• REQUEST:
Transcribe the entries below exactly; leave every image out.

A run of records
* * *

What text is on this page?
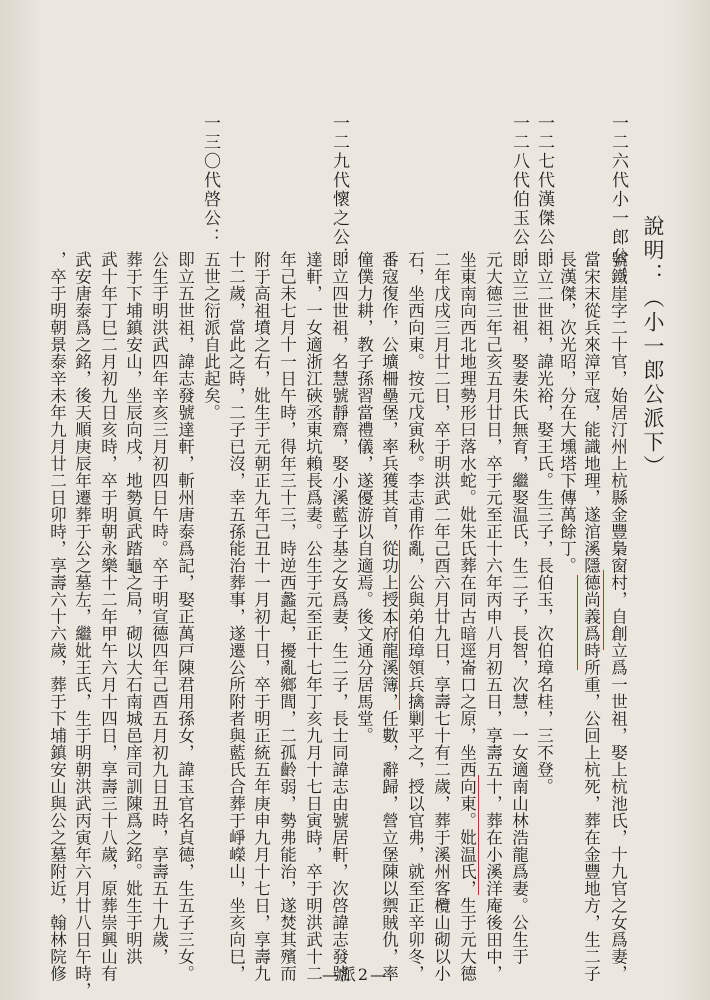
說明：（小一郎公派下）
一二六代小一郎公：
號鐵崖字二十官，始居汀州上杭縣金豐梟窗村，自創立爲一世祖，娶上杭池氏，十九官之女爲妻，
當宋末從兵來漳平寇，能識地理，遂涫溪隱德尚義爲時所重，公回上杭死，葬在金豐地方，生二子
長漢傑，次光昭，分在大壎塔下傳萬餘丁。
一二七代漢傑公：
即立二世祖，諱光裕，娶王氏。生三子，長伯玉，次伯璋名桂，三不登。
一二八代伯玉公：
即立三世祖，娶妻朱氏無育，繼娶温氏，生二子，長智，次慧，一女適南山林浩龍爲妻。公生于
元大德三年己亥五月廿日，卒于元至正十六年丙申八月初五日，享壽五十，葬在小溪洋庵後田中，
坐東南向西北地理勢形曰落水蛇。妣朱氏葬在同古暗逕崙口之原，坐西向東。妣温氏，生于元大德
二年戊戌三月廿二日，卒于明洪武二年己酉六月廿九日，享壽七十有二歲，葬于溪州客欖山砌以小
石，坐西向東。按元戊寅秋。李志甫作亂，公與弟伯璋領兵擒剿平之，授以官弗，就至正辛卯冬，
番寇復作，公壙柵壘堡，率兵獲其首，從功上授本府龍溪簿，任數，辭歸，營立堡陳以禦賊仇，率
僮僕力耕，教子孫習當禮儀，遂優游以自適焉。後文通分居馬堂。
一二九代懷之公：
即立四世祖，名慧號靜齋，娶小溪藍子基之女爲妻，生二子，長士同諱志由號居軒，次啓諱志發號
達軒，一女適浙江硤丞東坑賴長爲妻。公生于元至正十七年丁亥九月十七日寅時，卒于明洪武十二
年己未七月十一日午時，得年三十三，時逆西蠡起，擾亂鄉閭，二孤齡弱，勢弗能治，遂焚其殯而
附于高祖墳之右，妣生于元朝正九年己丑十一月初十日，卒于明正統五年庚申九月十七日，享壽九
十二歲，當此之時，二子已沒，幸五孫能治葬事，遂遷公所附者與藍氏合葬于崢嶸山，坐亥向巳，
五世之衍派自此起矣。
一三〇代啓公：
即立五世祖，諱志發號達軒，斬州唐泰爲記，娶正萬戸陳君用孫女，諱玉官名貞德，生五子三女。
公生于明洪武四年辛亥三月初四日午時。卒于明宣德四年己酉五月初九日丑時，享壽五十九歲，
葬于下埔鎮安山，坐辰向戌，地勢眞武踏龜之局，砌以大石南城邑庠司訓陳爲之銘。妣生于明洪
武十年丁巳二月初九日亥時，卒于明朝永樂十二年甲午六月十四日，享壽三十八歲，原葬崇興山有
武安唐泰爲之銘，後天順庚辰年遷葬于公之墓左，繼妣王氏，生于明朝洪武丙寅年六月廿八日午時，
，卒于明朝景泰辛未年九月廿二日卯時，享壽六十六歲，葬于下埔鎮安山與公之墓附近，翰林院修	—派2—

* * *

• RESPONSE:
What text is on this page?
說明：（小一郎公派下）
一二六代小一郎公：
號鐵崖字二十官，始居汀州上杭縣金豐梟窗村，自創立爲一世祖，娶上杭池氏，十九官之女爲妻，
當宋末從兵來漳平寇，能識地理，遂涫溪隱德尚義爲時所重，公回上杭死，葬在金豐地方，生二子
長漢傑，次光昭，分在大壎塔下傳萬餘丁。
一二七代漢傑公：
即立二世祖，諱光裕，娶王氏。生三子，長伯玉，次伯璋名桂，三不登。
一二八代伯玉公：
即立三世祖，娶妻朱氏無育，繼娶温氏，生二子，長智，次慧，一女適南山林浩龍爲妻。公生于
元大德三年己亥五月廿日，卒于元至正十六年丙申八月初五日，享壽五十，葬在小溪洋庵後田中，
坐東南向西北地理勢形曰落水蛇。妣朱氏葬在同古暗逕崙口之原，坐西向東。妣温氏，生于元大德
二年戊戌三月廿二日，卒于明洪武二年己酉六月廿九日，享壽七十有二歲，葬于溪州客欖山砌以小
石，坐西向東。按元戊寅秋。李志甫作亂，公與弟伯璋領兵擒剿平之，授以官弗，就至正辛卯冬，
番寇復作，公壙柵壘堡，率兵獲其首，從功上授本府龍溪簿，任數，辭歸，營立堡陳以禦賊仇，率
僮僕力耕，教子孫習當禮儀，遂優游以自適焉。後文通分居馬堂。
一二九代懷之公：
即立四世祖，名慧號靜齋，娶小溪藍子基之女爲妻，生二子，長士同諱志由號居軒，次啓諱志發號
達軒，一女適浙江硤丞東坑賴長爲妻。公生于元至正十七年丁亥九月十七日寅時，卒于明洪武十二
年己未七月十一日午時，得年三十三，時逆西蠡起，擾亂鄉閭，二孤齡弱，勢弗能治，遂焚其殯而
附于高祖墳之右，妣生于元朝正九年己丑十一月初十日，卒于明正統五年庚申九月十七日，享壽九
十二歲，當此之時，二子已沒，幸五孫能治葬事，遂遷公所附者與藍氏合葬于崢嶸山，坐亥向巳，
五世之衍派自此起矣。
一三〇代啓公：
即立五世祖，諱志發號達軒，斬州唐泰爲記，娶正萬戸陳君用孫女，諱玉官名貞德，生五子三女。
公生于明洪武四年辛亥三月初四日午時。卒于明宣德四年己酉五月初九日丑時，享壽五十九歲，
葬于下埔鎮安山，坐辰向戌，地勢眞武踏龜之局，砌以大石南城邑庠司訓陳爲之銘。妣生于明洪
武十年丁巳二月初九日亥時，卒于明朝永樂十二年甲午六月十四日，享壽三十八歲，原葬崇興山有
武安唐泰爲之銘，後天順庚辰年遷葬于公之墓左，繼妣王氏，生于明朝洪武丙寅年六月廿八日午時，
，卒于明朝景泰辛未年九月廿二日卯時，享壽六十六歲，葬于下埔鎮安山與公之墓附近，翰林院修	—派2—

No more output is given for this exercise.